Task to carry out:
Summarize the article on the film The Journalist in two sentences.

Extracted text:

************

- Film poster
- Directed by: Michael Thornhill
- Written by: Michael Thornhill Edna Wilson
- Produced by: Pom Oliver
- Starring: Jack Thompson Elizabeth Alexander Sam Neill Carol Raye Charles (Bud) Tingwell Stuart Wagstaff Penne Hackforth-Jones
- Cinematography: Donald McAlpine
- Edited by: Tim Welburn Ron Williams
- Production companies: FJ Promoters Edgcliff NSW Film Corporation
- Distributed by: Roadshow
- Release date: 22 November 1979;
- Running time: 83 minutes
- Country: Australia
- Language: English
- Budget: AU$400,000
- Box office: AU $52,000 (Australia)

= The Journalist (1979 film) =

The Journalist is a 1979 Australian sex comedy about the romantic adventures of a journalist (Jack Thompson). It has the reputation as one of the worst Australian films of all time.

==Plot==
Journalist Simon Morris has trouble with his love life. He is separated from his wife Wendy and daughter Suzie and lives with his girlfriend Liz. He is assigned to cover a conference in Hong Kong and sleeps with a woman there. Back in Australia he sleeps with another woman.

************

Source material:
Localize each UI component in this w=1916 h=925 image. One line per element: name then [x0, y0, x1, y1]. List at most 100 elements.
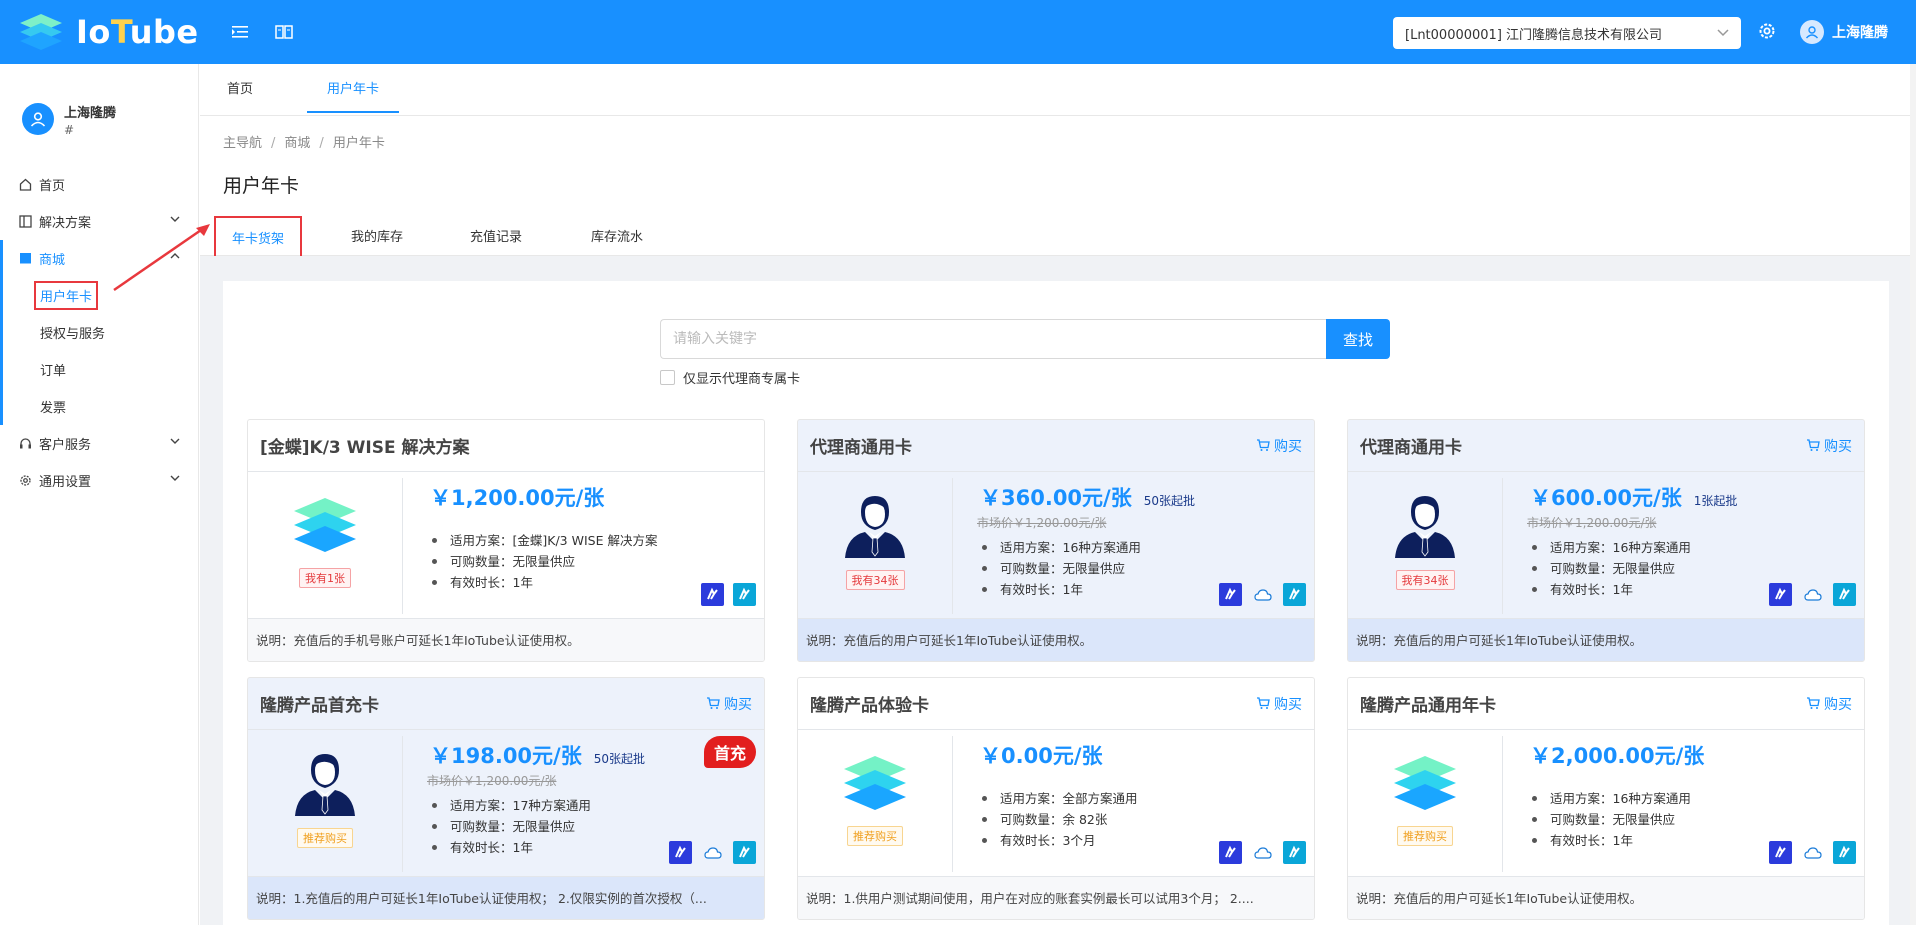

************

Result below:
The Journalist is a 1979 Australian sex comedy, directed by Michael Thornhill, about the romantic adventures of a journalist played by Jack Thompson, and it has the reputation of being one of the worst Australian films of all time. Its plot follows journalist Simon Morris, who is separated from his wife Wendy and daughter Suzie and lives with his girlfriend Liz; he sleeps with a woman while covering a conference in Hong Kong and with another woman back in Australia.